* _WORK TO COMPLETE_:
Pictures are excluded from this exercise. Transcribe exactly the lines from the one containing "What text is on this page?" through the last line of the listing.
## begin MATERIAL SHOWN
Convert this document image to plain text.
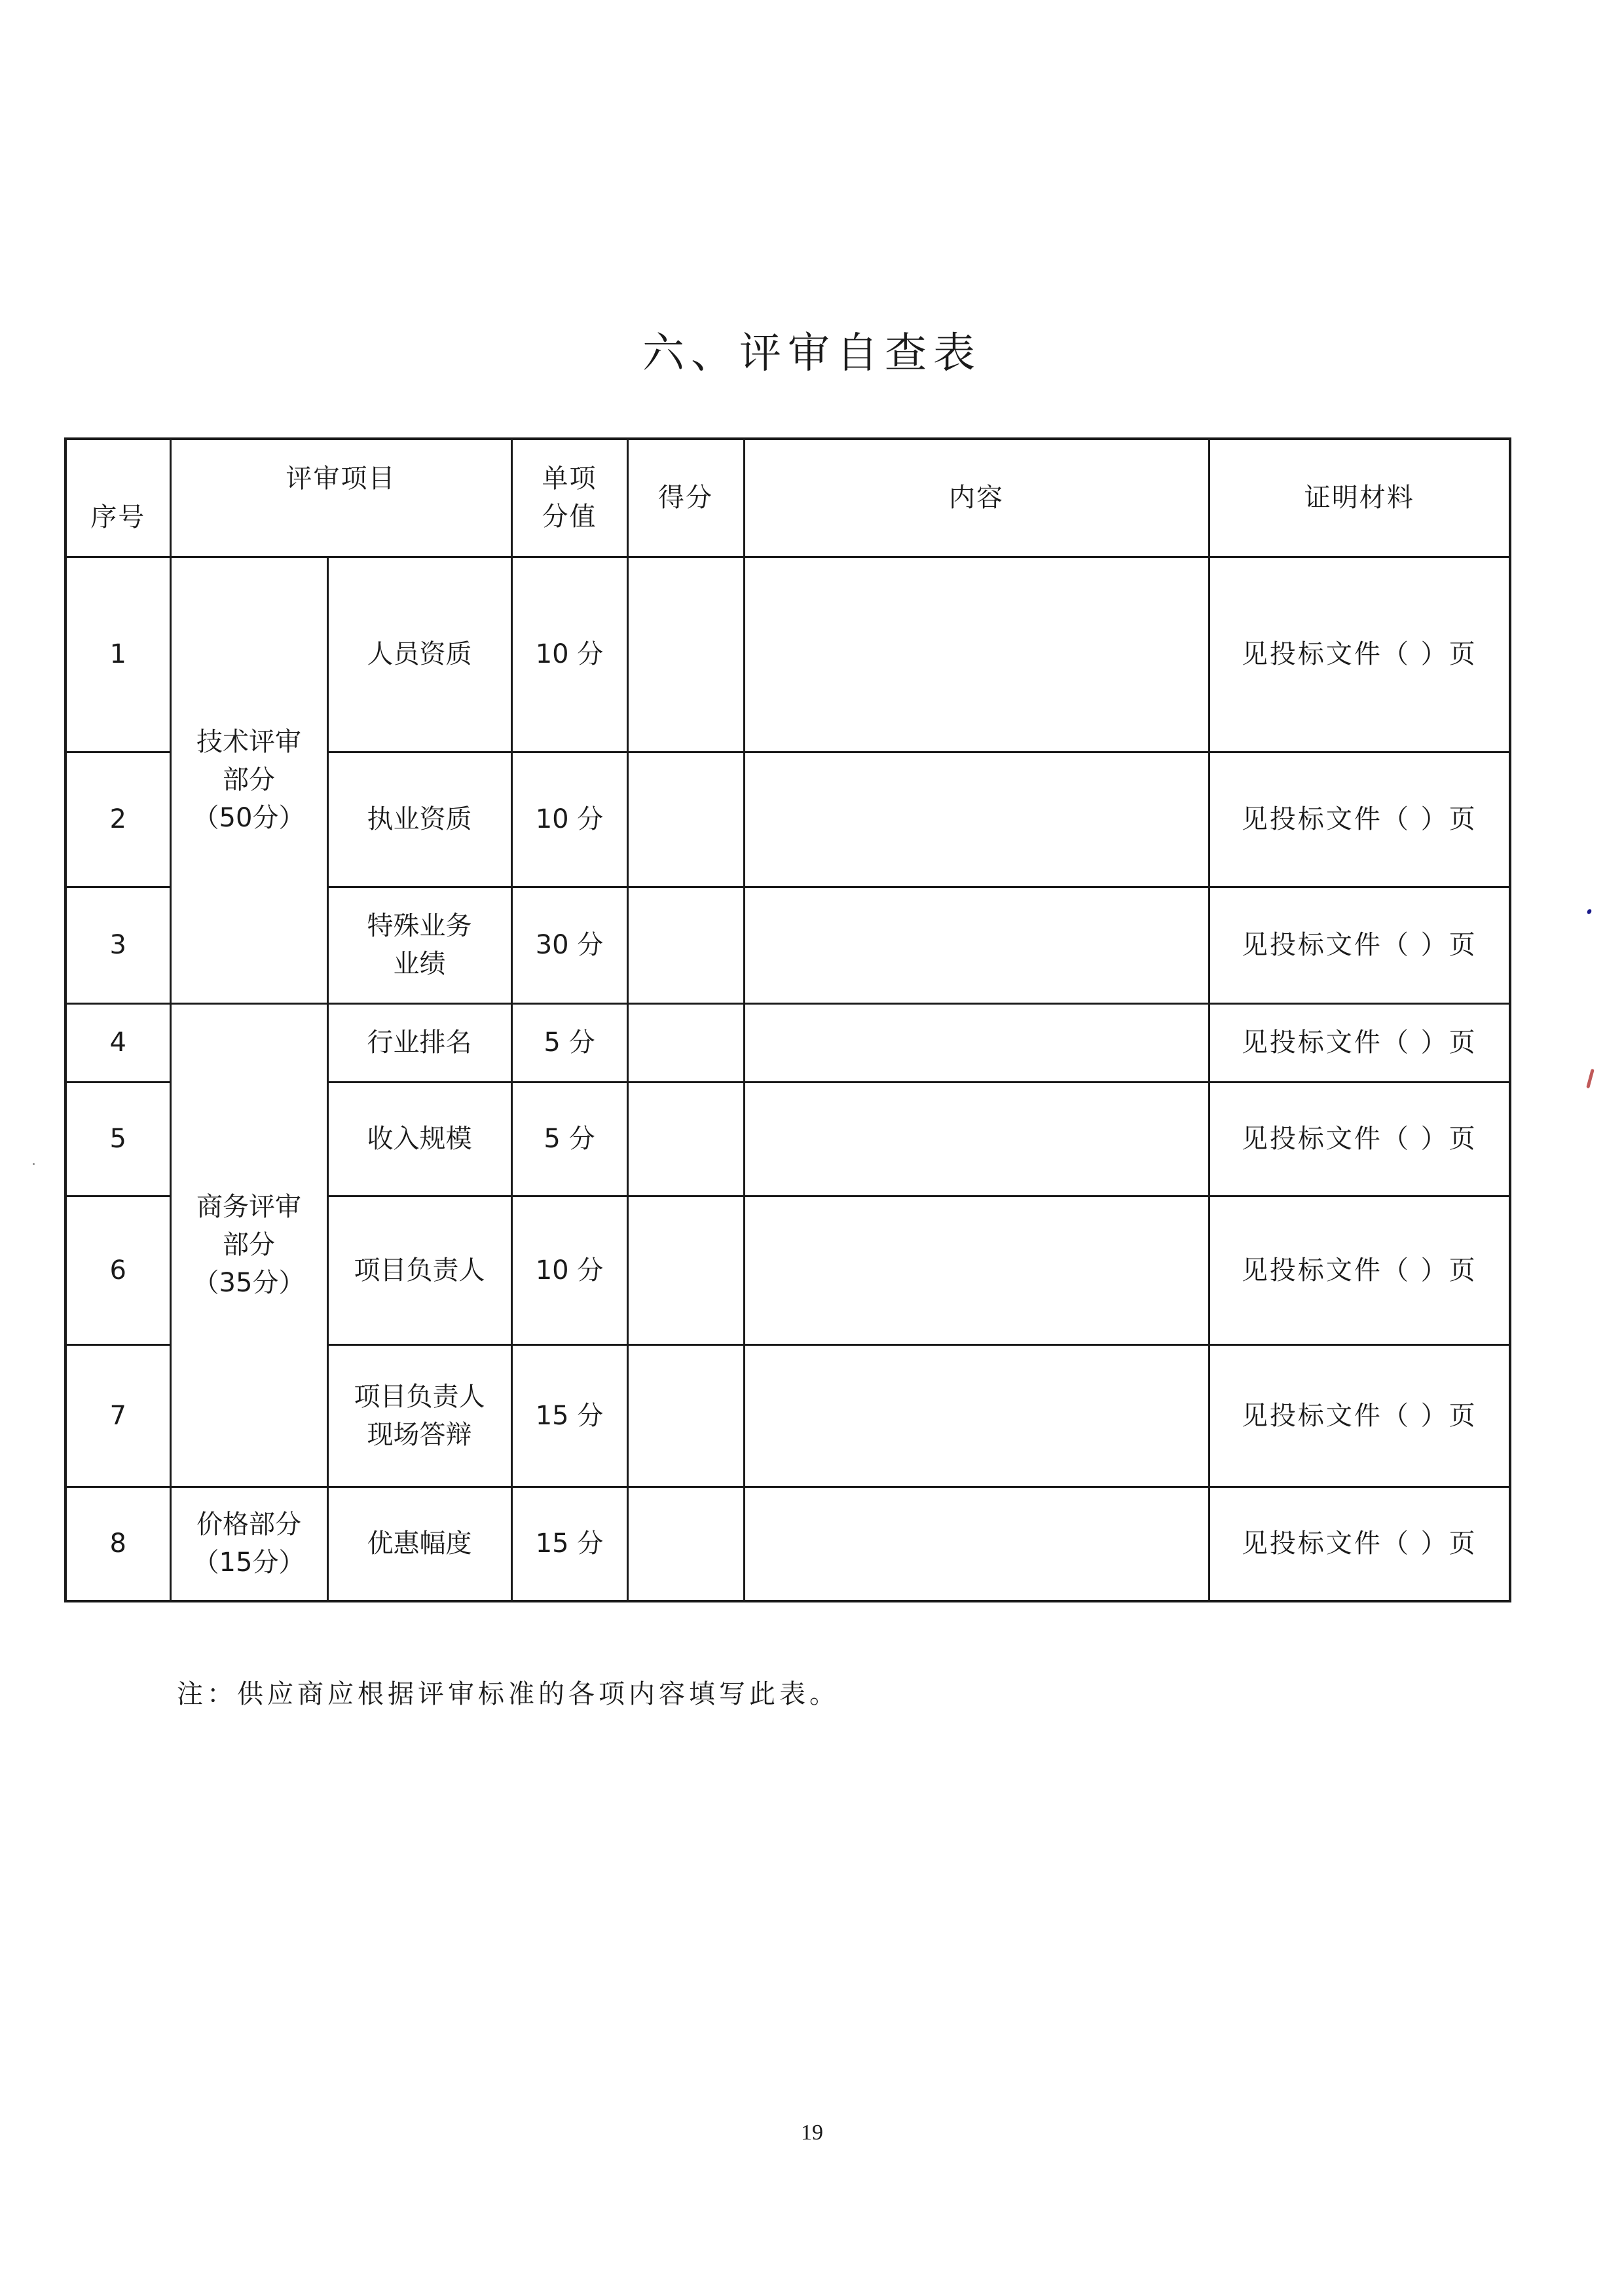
六、评审自查表
序号	评审项目		单项
分值	得分	内容	证明材料
1	技术评审
部分
（50分）	人员资质	10 分			见投标文件（ ）页
2		执业资质	10 分			见投标文件（ ）页
3		特殊业务
业绩	30 分			见投标文件（ ）页
4	商务评审
部分
（35分）	行业排名	5 分			见投标文件（ ）页
5		收入规模	5 分			见投标文件（ ）页
6		项目负责人	10 分			见投标文件（ ）页
7		项目负责人
现场答辩	15 分			见投标文件（ ）页
8	价格部分
（15分）	优惠幅度	15 分			见投标文件（ ）页
注：供应商应根据评审标准的各项内容填写此表。
19
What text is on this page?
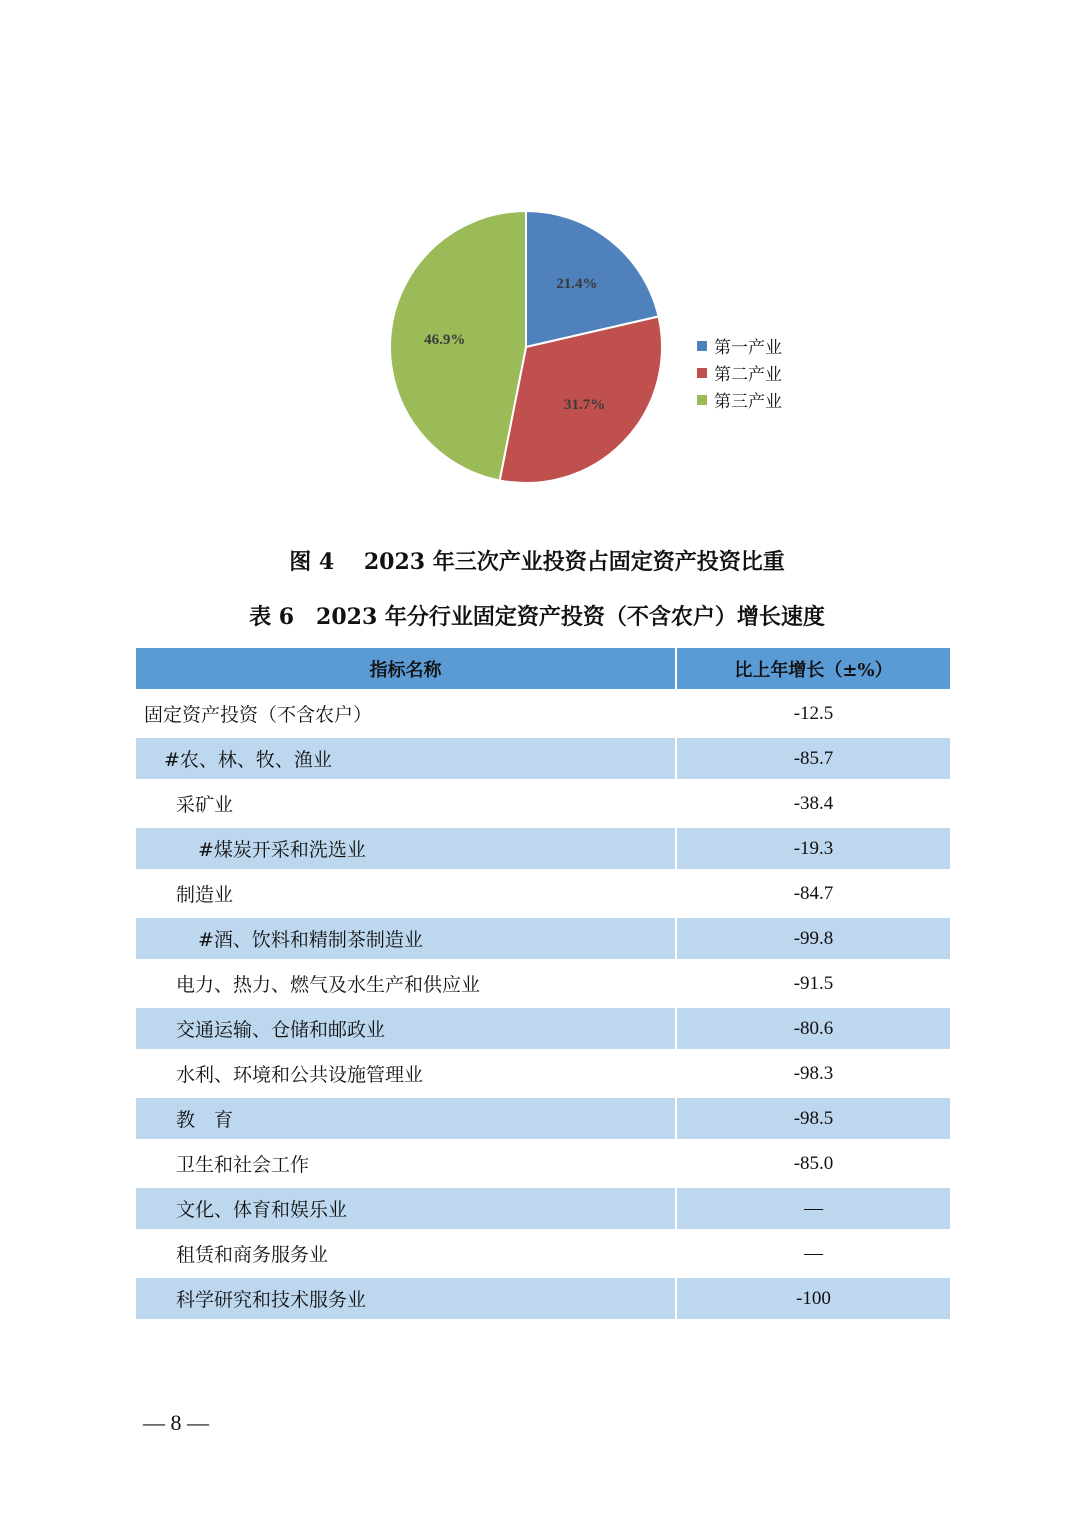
21.4%
31.7%
46.9%	第一产业
第二产业
第三产业
图 4　 2023 年三次产业投资占固定资产投资比重
表 6　2023 年分行业固定资产投资（不含农户）增长速度
指标名称	比上年增长（±%）
固定资产投资（不含农户）	-12.5
#农、林、牧、渔业	-85.7
采矿业	-38.4
#煤炭开采和洗选业	-19.3
制造业	-84.7
#酒、饮料和精制茶制造业	-99.8
电力、热力、燃气及水生产和供应业	-91.5
交通运输、仓储和邮政业	-80.6
水利、环境和公共设施管理业	-98.3
教　育	-98.5
卫生和社会工作	-85.0
文化、体育和娱乐业	—
租赁和商务服务业	—
科学研究和技术服务业	-100
— 8 —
## end MATERIAL SHOWN
* _SOLUTION TO THIS PROBLEM_:
What text is on this page?
21.4%
31.7%
46.9%	第一产业
第二产业
第三产业
图 4　 2023 年三次产业投资占固定资产投资比重
表 6　2023 年分行业固定资产投资（不含农户）增长速度
指标名称	比上年增长（±%）
固定资产投资（不含农户）	-12.5
#农、林、牧、渔业	-85.7
采矿业	-38.4
#煤炭开采和洗选业	-19.3
制造业	-84.7
#酒、饮料和精制茶制造业	-99.8
电力、热力、燃气及水生产和供应业	-91.5
交通运输、仓储和邮政业	-80.6
水利、环境和公共设施管理业	-98.3
教　育	-98.5
卫生和社会工作	-85.0
文化、体育和娱乐业	—
租赁和商务服务业	—
科学研究和技术服务业	-100
— 8 —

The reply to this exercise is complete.